*What you need to do*
Set down the whole listing verbatim.

--- START Records shown ---

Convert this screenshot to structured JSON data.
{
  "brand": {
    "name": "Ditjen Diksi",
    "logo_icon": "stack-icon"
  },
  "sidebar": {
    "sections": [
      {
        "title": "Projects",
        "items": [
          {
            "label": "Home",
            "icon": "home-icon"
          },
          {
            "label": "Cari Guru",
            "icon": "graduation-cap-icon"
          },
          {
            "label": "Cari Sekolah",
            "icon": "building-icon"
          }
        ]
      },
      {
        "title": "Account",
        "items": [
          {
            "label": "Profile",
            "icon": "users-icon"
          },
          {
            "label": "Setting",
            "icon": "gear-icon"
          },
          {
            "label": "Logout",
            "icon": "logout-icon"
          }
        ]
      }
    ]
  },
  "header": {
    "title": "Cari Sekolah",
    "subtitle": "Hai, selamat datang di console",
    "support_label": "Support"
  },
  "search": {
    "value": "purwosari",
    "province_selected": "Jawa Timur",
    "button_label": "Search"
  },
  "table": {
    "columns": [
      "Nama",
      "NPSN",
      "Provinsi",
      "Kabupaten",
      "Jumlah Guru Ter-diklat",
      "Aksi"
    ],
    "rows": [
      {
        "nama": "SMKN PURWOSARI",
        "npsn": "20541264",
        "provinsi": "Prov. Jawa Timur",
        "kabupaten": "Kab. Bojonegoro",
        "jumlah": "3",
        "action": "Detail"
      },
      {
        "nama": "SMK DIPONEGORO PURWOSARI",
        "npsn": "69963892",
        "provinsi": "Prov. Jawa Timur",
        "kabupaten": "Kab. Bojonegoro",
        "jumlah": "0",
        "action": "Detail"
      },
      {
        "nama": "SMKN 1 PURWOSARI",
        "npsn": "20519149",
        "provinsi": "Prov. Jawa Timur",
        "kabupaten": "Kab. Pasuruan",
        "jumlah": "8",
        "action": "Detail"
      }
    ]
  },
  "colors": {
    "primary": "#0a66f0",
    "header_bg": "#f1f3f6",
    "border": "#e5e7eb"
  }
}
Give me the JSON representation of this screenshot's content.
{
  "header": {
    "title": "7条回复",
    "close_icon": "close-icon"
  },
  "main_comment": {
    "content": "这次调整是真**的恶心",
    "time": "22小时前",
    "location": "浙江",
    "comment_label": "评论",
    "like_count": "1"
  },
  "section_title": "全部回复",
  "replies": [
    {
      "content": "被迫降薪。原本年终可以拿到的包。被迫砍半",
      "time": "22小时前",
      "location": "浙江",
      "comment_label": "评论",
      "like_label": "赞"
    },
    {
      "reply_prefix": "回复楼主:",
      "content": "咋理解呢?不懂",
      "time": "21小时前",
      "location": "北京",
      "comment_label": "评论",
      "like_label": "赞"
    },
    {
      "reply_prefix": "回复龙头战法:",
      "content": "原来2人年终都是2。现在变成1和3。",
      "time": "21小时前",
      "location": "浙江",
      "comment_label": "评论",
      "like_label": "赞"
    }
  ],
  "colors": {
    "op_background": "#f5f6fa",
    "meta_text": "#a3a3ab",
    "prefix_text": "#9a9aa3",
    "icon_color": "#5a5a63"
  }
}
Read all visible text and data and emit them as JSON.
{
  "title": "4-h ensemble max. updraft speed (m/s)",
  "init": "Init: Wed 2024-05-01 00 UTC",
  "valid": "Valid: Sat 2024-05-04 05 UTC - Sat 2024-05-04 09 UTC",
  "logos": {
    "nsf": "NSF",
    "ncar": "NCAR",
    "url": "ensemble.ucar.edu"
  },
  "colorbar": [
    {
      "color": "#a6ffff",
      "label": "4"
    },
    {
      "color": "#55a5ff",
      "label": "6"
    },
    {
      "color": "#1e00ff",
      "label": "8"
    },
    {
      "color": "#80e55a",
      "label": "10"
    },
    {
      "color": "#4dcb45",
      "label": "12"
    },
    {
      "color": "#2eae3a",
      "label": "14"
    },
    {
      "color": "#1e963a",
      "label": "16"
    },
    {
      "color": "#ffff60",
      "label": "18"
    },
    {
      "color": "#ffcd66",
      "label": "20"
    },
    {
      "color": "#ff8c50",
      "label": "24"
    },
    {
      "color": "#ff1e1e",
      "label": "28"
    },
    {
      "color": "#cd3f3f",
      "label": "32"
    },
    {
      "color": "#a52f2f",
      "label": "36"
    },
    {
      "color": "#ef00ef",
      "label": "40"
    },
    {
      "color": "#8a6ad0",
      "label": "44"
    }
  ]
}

--- END Records shown ---

*Task output*
Convert this screenshot to structured JSON data.
{
  "brand": {
    "name": "Ditjen Diksi",
    "logo_icon": "stack-icon"
  },
  "sidebar": {
    "sections": [
      {
        "title": "Projects",
        "items": [
          {
            "label": "Home",
            "icon": "home-icon"
          },
          {
            "label": "Cari Guru",
            "icon": "graduation-cap-icon"
          },
          {
            "label": "Cari Sekolah",
            "icon": "building-icon"
          }
        ]
      },
      {
        "title": "Account",
        "items": [
          {
            "label": "Profile",
            "icon": "users-icon"
          },
          {
            "label": "Setting",
            "icon": "gear-icon"
          },
          {
            "label": "Logout",
            "icon": "logout-icon"
          }
        ]
      }
    ]
  },
  "header": {
    "title": "Cari Sekolah",
    "subtitle": "Hai, selamat datang di console",
    "support_label": "Support"
  },
  "search": {
    "value": "purwosari",
    "province_selected": "Jawa Timur",
    "button_label": "Search"
  },
  "table": {
    "columns": [
      "Nama",
      "NPSN",
      "Provinsi",
      "Kabupaten",
      "Jumlah Guru Ter-diklat",
      "Aksi"
    ],
    "rows": [
      {
        "nama": "SMKN PURWOSARI",
        "npsn": "20541264",
        "provinsi": "Prov. Jawa Timur",
        "kabupaten": "Kab. Bojonegoro",
        "jumlah": "3",
        "action": "Detail"
      },
      {
        "nama": "SMK DIPONEGORO PURWOSARI",
        "npsn": "69963892",
        "provinsi": "Prov. Jawa Timur",
        "kabupaten": "Kab. Bojonegoro",
        "jumlah": "0",
        "action": "Detail"
      },
      {
        "nama": "SMKN 1 PURWOSARI",
        "npsn": "20519149",
        "provinsi": "Prov. Jawa Timur",
        "kabupaten": "Kab. Pasuruan",
        "jumlah": "8",
        "action": "Detail"
      }
    ]
  },
  "colors": {
    "primary": "#0a66f0",
    "header_bg": "#f1f3f6",
    "border": "#e5e7eb"
  }
}
Give me the JSON representation of this screenshot's content.
{
  "header": {
    "title": "7条回复",
    "close_icon": "close-icon"
  },
  "main_comment": {
    "content": "这次调整是真**的恶心",
    "time": "22小时前",
    "location": "浙江",
    "comment_label": "评论",
    "like_count": "1"
  },
  "section_title": "全部回复",
  "replies": [
    {
      "content": "被迫降薪。原本年终可以拿到的包。被迫砍半",
      "time": "22小时前",
      "location": "浙江",
      "comment_label": "评论",
      "like_label": "赞"
    },
    {
      "reply_prefix": "回复楼主:",
      "content": "咋理解呢?不懂",
      "time": "21小时前",
      "location": "北京",
      "comment_label": "评论",
      "like_label": "赞"
    },
    {
      "reply_prefix": "回复龙头战法:",
      "content": "原来2人年终都是2。现在变成1和3。",
      "time": "21小时前",
      "location": "浙江",
      "comment_label": "评论",
      "like_label": "赞"
    }
  ],
  "colors": {
    "op_background": "#f5f6fa",
    "meta_text": "#a3a3ab",
    "prefix_text": "#9a9aa3",
    "icon_color": "#5a5a63"
  }
}
Read all visible text and data and emit them as JSON.
{
  "title": "4-h ensemble max. updraft speed (m/s)",
  "init": "Init: Wed 2024-05-01 00 UTC",
  "valid": "Valid: Sat 2024-05-04 05 UTC - Sat 2024-05-04 09 UTC",
  "logos": {
    "nsf": "NSF",
    "ncar": "NCAR",
    "url": "ensemble.ucar.edu"
  },
  "colorbar": [
    {
      "color": "#a6ffff",
      "label": "4"
    },
    {
      "color": "#55a5ff",
      "label": "6"
    },
    {
      "color": "#1e00ff",
      "label": "8"
    },
    {
      "color": "#80e55a",
      "label": "10"
    },
    {
      "color": "#4dcb45",
      "label": "12"
    },
    {
      "color": "#2eae3a",
      "label": "14"
    },
    {
      "color": "#1e963a",
      "label": "16"
    },
    {
      "color": "#ffff60",
      "label": "18"
    },
    {
      "color": "#ffcd66",
      "label": "20"
    },
    {
      "color": "#ff8c50",
      "label": "24"
    },
    {
      "color": "#ff1e1e",
      "label": "28"
    },
    {
      "color": "#cd3f3f",
      "label": "32"
    },
    {
      "color": "#a52f2f",
      "label": "36"
    },
    {
      "color": "#ef00ef",
      "label": "40"
    },
    {
      "color": "#8a6ad0",
      "label": "44"
    }
  ]
}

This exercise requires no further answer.